▸ **Excerpted records**:
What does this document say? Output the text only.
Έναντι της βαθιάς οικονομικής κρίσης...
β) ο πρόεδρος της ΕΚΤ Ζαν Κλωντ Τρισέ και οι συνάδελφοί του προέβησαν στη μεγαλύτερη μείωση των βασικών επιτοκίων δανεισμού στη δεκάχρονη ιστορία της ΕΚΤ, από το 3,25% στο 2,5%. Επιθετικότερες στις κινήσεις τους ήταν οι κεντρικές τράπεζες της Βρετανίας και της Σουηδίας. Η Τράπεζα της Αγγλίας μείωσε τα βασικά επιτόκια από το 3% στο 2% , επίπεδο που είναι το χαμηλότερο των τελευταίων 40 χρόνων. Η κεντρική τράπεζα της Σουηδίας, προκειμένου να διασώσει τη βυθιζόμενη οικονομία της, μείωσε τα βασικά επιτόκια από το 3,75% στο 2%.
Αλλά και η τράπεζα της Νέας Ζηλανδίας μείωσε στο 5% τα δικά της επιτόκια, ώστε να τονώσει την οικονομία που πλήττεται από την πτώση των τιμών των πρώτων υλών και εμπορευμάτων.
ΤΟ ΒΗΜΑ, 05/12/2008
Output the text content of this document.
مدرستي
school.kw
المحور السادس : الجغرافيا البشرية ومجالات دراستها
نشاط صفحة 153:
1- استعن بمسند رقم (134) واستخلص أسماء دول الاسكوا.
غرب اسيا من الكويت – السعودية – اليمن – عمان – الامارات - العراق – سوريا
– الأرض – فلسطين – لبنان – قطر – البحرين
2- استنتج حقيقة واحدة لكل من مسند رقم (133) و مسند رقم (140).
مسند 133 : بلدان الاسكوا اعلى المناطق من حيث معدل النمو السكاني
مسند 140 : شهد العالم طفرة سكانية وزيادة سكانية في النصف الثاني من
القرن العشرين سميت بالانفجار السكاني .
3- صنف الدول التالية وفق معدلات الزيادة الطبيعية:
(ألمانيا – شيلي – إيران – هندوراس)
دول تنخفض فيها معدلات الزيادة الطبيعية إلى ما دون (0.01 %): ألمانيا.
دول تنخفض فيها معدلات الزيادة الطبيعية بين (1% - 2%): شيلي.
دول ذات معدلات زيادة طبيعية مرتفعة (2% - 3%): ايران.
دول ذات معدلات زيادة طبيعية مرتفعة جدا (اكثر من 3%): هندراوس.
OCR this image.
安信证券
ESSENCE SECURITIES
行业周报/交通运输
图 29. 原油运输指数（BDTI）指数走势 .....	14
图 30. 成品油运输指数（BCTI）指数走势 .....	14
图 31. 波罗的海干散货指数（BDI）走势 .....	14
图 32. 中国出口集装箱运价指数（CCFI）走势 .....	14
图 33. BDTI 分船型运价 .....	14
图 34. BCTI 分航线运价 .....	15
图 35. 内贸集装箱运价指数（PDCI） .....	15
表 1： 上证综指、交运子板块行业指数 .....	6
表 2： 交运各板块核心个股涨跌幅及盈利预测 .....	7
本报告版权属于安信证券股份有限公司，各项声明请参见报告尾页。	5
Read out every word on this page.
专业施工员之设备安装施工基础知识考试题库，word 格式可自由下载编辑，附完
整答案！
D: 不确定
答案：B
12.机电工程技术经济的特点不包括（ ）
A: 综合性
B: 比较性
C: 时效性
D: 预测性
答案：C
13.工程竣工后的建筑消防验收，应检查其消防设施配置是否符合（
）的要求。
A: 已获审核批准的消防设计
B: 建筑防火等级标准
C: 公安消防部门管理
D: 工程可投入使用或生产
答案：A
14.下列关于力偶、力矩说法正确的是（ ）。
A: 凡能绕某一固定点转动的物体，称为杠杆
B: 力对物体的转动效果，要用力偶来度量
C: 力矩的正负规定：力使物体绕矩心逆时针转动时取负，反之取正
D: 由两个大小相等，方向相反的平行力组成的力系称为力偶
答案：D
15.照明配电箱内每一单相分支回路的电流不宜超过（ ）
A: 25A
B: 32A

▸ **Do this**: From the records above, extract everything verbatim.

▸ **The answer**:
What does this document say? Output the text only.
Έναντι της βαθιάς οικονομικής κρίσης...
β) ο πρόεδρος της ΕΚΤ Ζαν Κλωντ Τρισέ και οι συνάδελφοί του προέβησαν στη μεγαλύτερη μείωση των βασικών επιτοκίων δανεισμού στη δεκάχρονη ιστορία της ΕΚΤ, από το 3,25% στο 2,5%. Επιθετικότερες στις κινήσεις τους ήταν οι κεντρικές τράπεζες της Βρετανίας και της Σουηδίας. Η Τράπεζα της Αγγλίας μείωσε τα βασικά επιτόκια από το 3% στο 2% , επίπεδο που είναι το χαμηλότερο των τελευταίων 40 χρόνων. Η κεντρική τράπεζα της Σουηδίας, προκειμένου να διασώσει τη βυθιζόμενη οικονομία της, μείωσε τα βασικά επιτόκια από το 3,75% στο 2%.
Αλλά και η τράπεζα της Νέας Ζηλανδίας μείωσε στο 5% τα δικά της επιτόκια, ώστε να τονώσει την οικονομία που πλήττεται από την πτώση των τιμών των πρώτων υλών και εμπορευμάτων.
ΤΟ ΒΗΜΑ, 05/12/2008
Output the text content of this document.
مدرستي
school.kw
المحور السادس : الجغرافيا البشرية ومجالات دراستها
نشاط صفحة 153:
1- استعن بمسند رقم (134) واستخلص أسماء دول الاسكوا.
غرب اسيا من الكويت – السعودية – اليمن – عمان – الامارات - العراق – سوريا
– الأرض – فلسطين – لبنان – قطر – البحرين
2- استنتج حقيقة واحدة لكل من مسند رقم (133) و مسند رقم (140).
مسند 133 : بلدان الاسكوا اعلى المناطق من حيث معدل النمو السكاني
مسند 140 : شهد العالم طفرة سكانية وزيادة سكانية في النصف الثاني من
القرن العشرين سميت بالانفجار السكاني .
3- صنف الدول التالية وفق معدلات الزيادة الطبيعية:
(ألمانيا – شيلي – إيران – هندوراس)
دول تنخفض فيها معدلات الزيادة الطبيعية إلى ما دون (0.01 %): ألمانيا.
دول تنخفض فيها معدلات الزيادة الطبيعية بين (1% - 2%): شيلي.
دول ذات معدلات زيادة طبيعية مرتفعة (2% - 3%): ايران.
دول ذات معدلات زيادة طبيعية مرتفعة جدا (اكثر من 3%): هندراوس.
OCR this image.
安信证券
ESSENCE SECURITIES
行业周报/交通运输
图 29. 原油运输指数（BDTI）指数走势 .....	14
图 30. 成品油运输指数（BCTI）指数走势 .....	14
图 31. 波罗的海干散货指数（BDI）走势 .....	14
图 32. 中国出口集装箱运价指数（CCFI）走势 .....	14
图 33. BDTI 分船型运价 .....	14
图 34. BCTI 分航线运价 .....	15
图 35. 内贸集装箱运价指数（PDCI） .....	15
表 1： 上证综指、交运子板块行业指数 .....	6
表 2： 交运各板块核心个股涨跌幅及盈利预测 .....	7
本报告版权属于安信证券股份有限公司，各项声明请参见报告尾页。	5
Read out every word on this page.
专业施工员之设备安装施工基础知识考试题库，word 格式可自由下载编辑，附完
整答案！
D: 不确定
答案：B
12.机电工程技术经济的特点不包括（ ）
A: 综合性
B: 比较性
C: 时效性
D: 预测性
答案：C
13.工程竣工后的建筑消防验收，应检查其消防设施配置是否符合（
）的要求。
A: 已获审核批准的消防设计
B: 建筑防火等级标准
C: 公安消防部门管理
D: 工程可投入使用或生产
答案：A
14.下列关于力偶、力矩说法正确的是（ ）。
A: 凡能绕某一固定点转动的物体，称为杠杆
B: 力对物体的转动效果，要用力偶来度量
C: 力矩的正负规定：力使物体绕矩心逆时针转动时取负，反之取正
D: 由两个大小相等，方向相反的平行力组成的力系称为力偶
答案：D
15.照明配电箱内每一单相分支回路的电流不宜超过（ ）
A: 25A
B: 32A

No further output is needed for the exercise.